◆ Listed records ◆
• • • • •

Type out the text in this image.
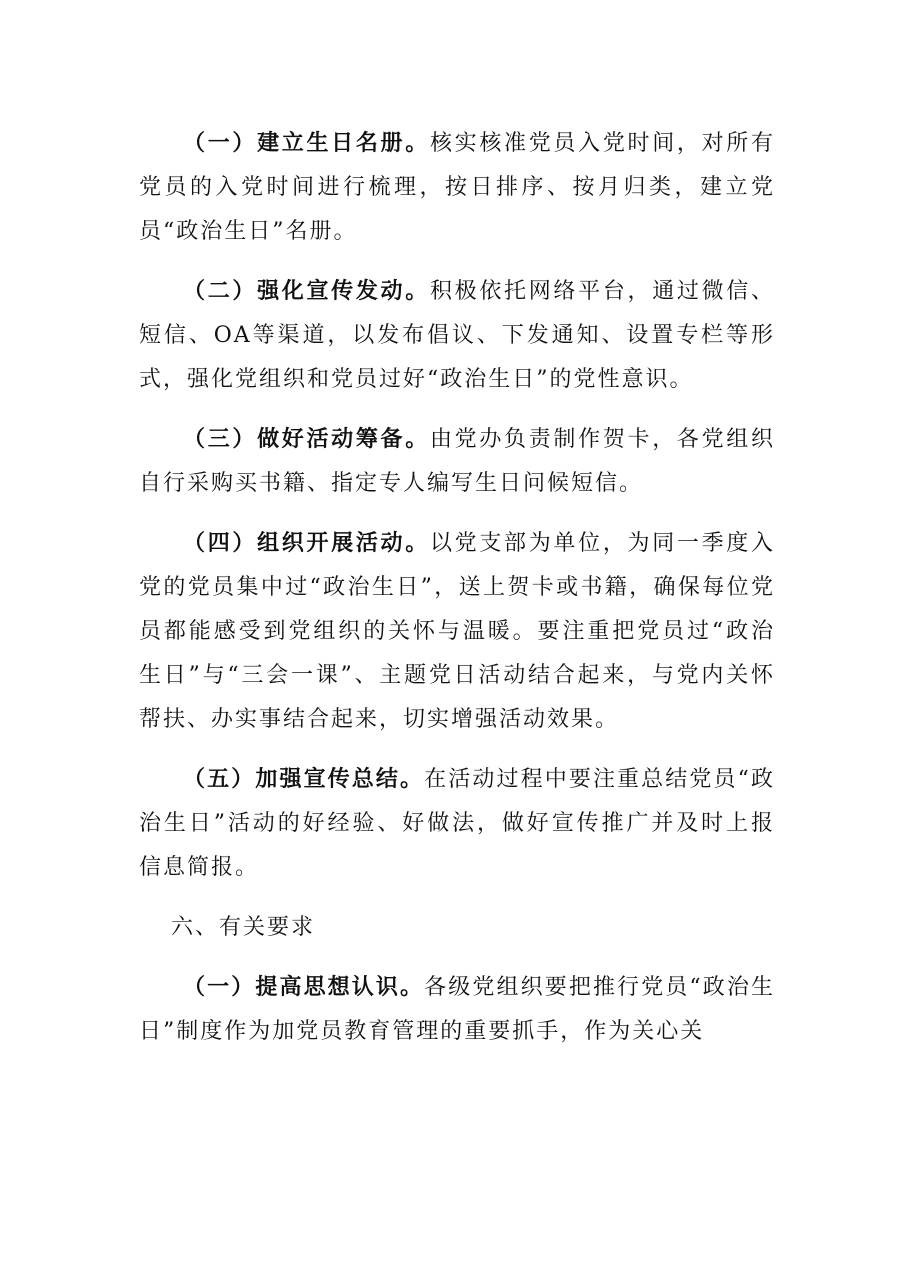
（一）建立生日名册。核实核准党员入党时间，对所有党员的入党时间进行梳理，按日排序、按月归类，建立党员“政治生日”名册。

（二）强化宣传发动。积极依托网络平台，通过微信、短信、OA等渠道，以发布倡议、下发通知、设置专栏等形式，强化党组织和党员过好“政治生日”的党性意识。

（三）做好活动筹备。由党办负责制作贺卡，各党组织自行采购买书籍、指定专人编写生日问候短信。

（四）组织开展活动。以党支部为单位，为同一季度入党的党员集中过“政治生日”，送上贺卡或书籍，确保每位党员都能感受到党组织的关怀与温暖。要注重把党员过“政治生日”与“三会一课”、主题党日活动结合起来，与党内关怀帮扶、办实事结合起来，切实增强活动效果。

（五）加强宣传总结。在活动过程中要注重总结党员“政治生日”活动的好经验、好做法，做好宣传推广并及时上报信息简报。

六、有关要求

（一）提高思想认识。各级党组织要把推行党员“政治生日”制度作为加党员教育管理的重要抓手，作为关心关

• • • • •

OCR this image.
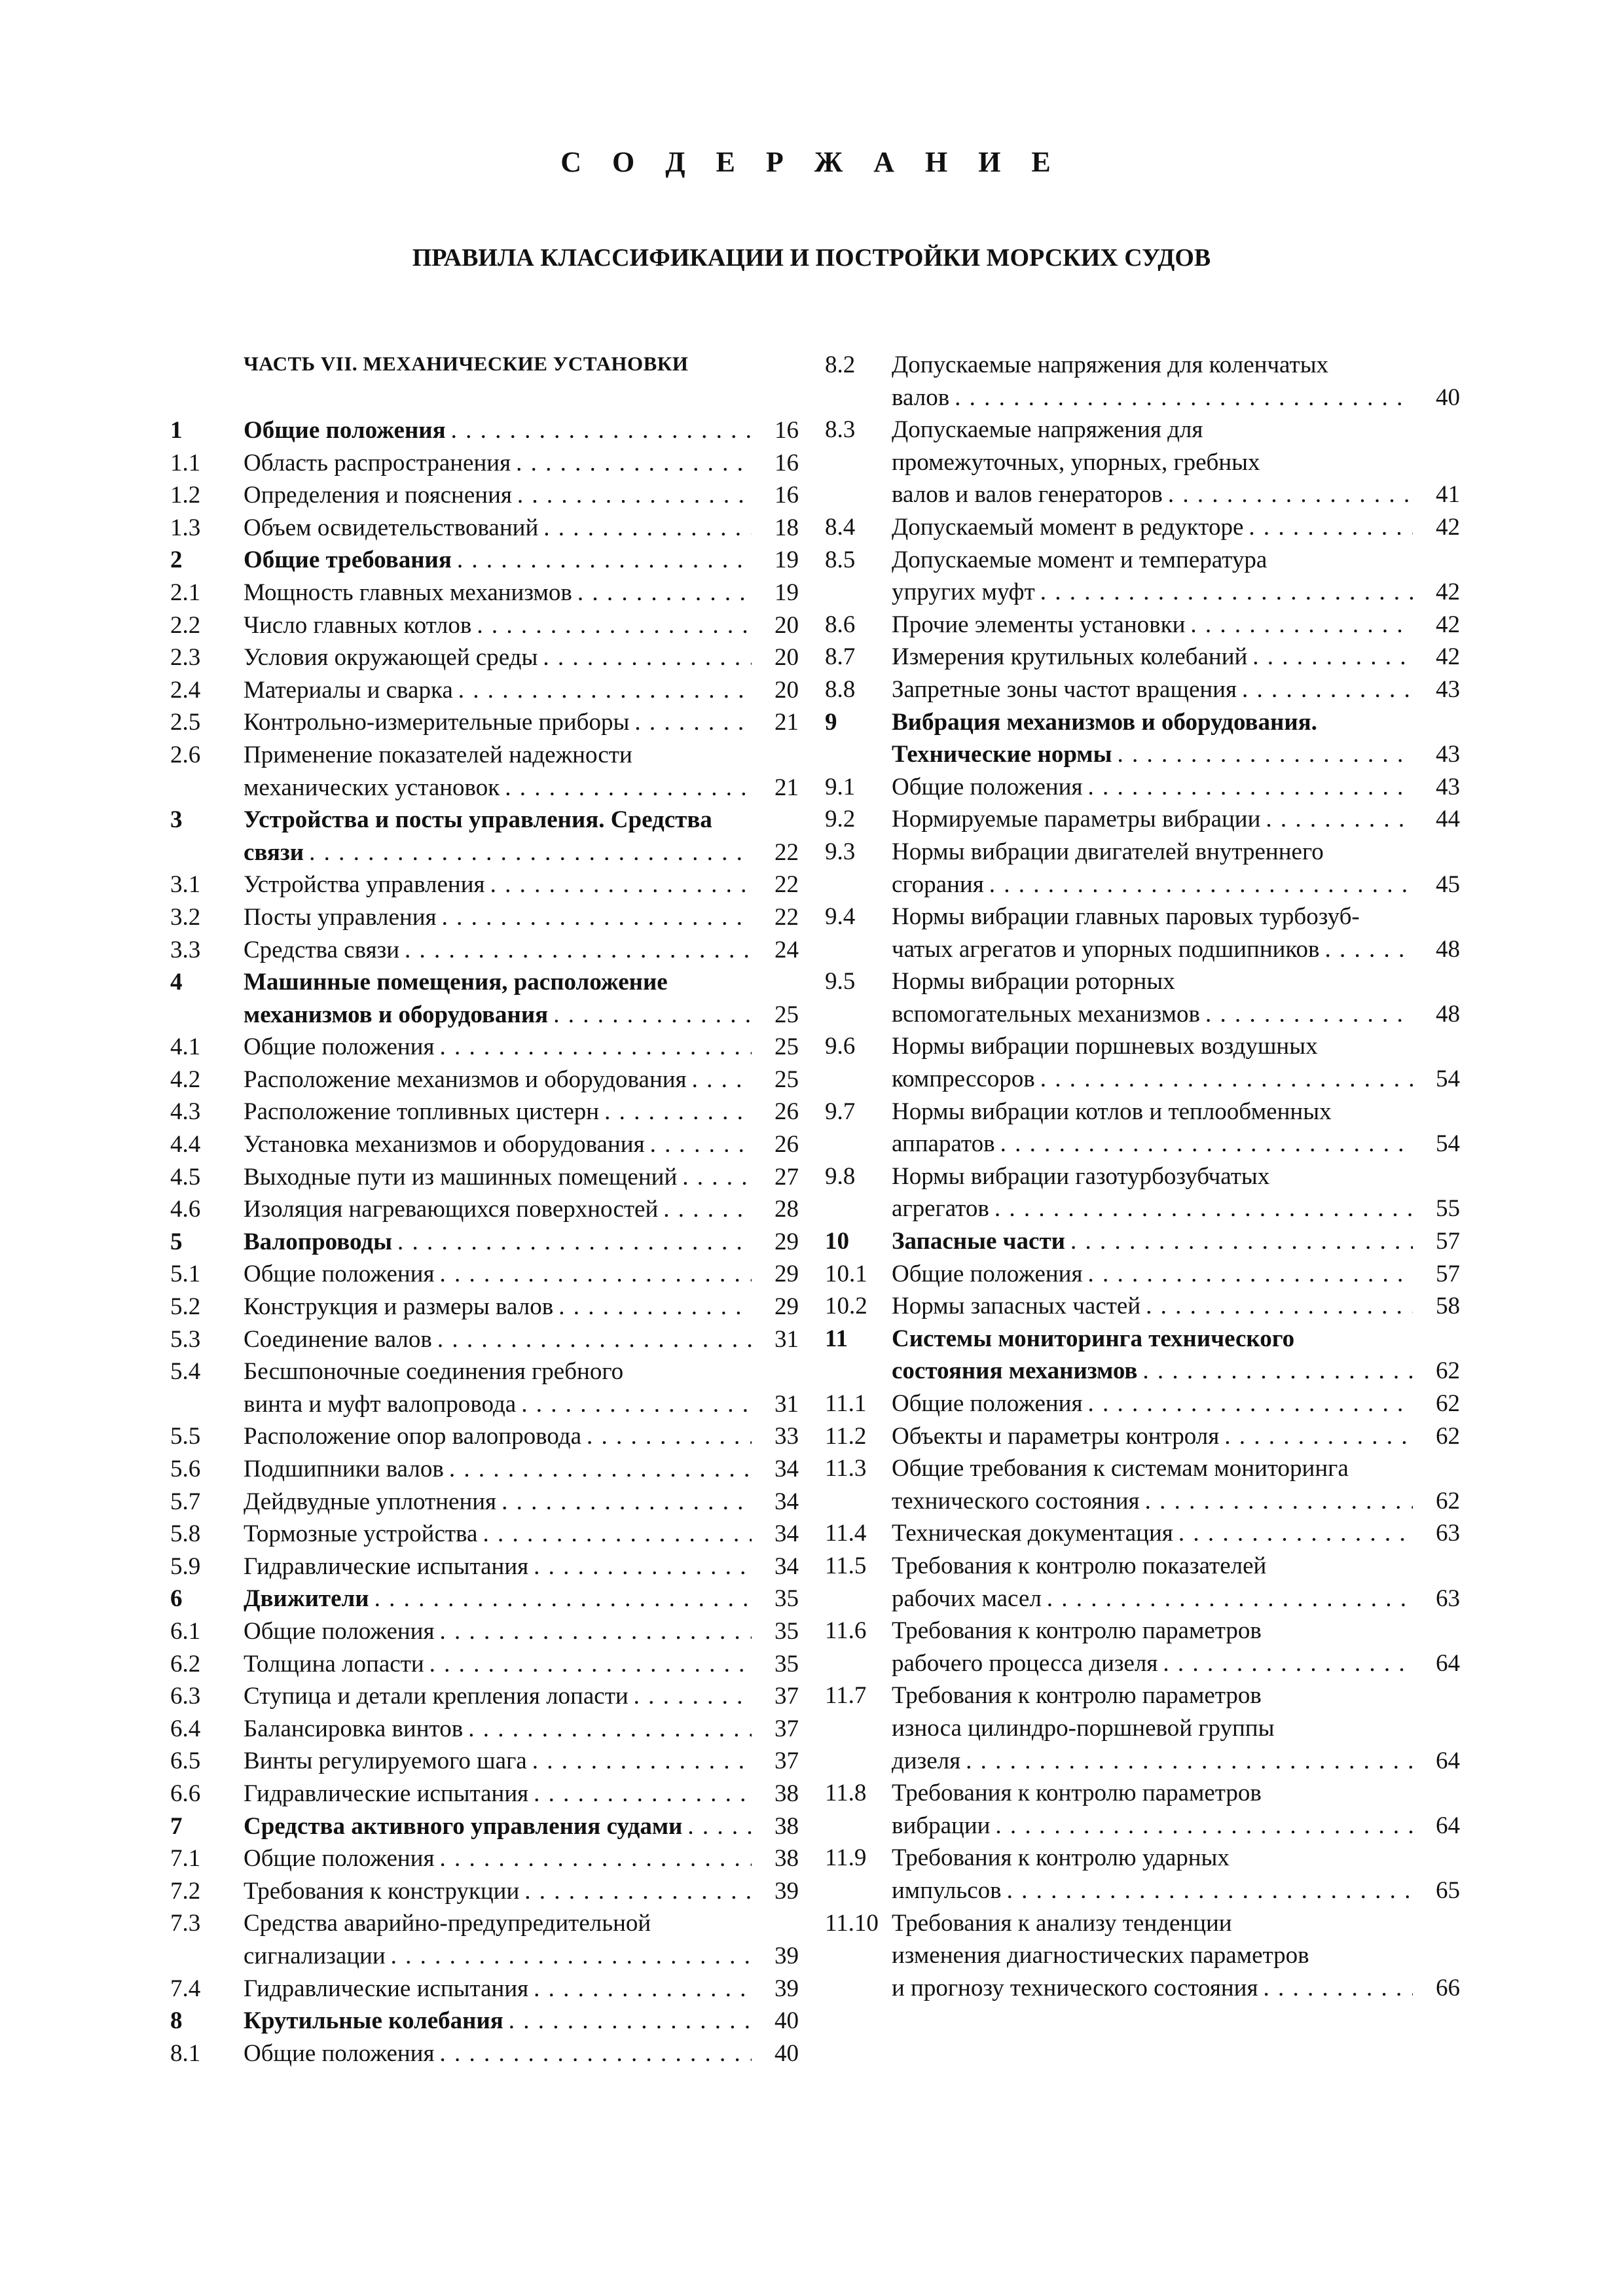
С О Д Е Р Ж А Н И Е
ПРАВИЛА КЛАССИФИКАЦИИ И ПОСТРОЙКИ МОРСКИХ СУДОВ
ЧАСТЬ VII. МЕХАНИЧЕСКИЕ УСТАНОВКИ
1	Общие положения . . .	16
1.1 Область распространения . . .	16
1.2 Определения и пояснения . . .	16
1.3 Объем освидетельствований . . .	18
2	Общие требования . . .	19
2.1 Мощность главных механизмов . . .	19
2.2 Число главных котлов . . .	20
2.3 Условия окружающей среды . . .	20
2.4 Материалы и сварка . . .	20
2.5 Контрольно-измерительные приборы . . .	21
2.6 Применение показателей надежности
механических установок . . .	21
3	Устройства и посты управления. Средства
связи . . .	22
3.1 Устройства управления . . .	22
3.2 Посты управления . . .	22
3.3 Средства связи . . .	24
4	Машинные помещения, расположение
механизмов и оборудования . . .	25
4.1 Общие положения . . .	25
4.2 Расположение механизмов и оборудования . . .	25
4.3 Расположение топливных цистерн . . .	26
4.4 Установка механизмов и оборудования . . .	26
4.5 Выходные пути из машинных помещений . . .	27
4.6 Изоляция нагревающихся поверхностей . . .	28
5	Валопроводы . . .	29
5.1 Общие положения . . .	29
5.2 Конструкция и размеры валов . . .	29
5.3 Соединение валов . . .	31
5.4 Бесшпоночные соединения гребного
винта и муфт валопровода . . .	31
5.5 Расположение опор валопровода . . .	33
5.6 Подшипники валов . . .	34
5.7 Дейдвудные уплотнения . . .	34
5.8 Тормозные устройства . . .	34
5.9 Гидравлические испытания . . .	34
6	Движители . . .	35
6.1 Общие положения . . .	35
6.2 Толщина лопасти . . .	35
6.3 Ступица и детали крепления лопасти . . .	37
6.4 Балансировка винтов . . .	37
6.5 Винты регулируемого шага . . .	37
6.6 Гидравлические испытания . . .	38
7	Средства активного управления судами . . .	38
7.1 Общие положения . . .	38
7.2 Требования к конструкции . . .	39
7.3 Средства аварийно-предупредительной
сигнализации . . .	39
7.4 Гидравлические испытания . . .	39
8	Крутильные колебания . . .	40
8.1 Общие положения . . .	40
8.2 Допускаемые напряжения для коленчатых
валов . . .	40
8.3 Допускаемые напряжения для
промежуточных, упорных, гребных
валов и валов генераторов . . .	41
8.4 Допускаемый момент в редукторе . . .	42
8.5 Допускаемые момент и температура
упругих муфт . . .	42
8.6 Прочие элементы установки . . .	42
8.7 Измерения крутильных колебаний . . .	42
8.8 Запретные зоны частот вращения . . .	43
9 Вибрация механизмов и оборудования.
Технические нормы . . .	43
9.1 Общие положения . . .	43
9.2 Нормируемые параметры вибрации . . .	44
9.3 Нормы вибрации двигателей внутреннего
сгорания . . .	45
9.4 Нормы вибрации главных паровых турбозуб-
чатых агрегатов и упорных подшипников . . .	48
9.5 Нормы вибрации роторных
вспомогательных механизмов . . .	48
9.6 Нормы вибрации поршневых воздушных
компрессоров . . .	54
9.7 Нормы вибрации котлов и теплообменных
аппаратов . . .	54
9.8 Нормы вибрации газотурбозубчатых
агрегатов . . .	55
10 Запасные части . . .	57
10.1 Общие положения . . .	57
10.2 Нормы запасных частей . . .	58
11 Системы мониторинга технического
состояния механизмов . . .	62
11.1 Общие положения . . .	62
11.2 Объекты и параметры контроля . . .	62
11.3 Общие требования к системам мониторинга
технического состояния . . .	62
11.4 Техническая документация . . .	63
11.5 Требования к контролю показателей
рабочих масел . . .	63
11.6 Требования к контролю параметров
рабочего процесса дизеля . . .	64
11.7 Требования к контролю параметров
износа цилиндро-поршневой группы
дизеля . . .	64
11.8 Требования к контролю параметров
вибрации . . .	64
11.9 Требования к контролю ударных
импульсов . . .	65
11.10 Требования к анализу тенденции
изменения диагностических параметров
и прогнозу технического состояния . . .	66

• • • • •

◆ What to work on ◆
Find every line holding the word "управления"; give their count and nothing else.

◆ The output ◆
4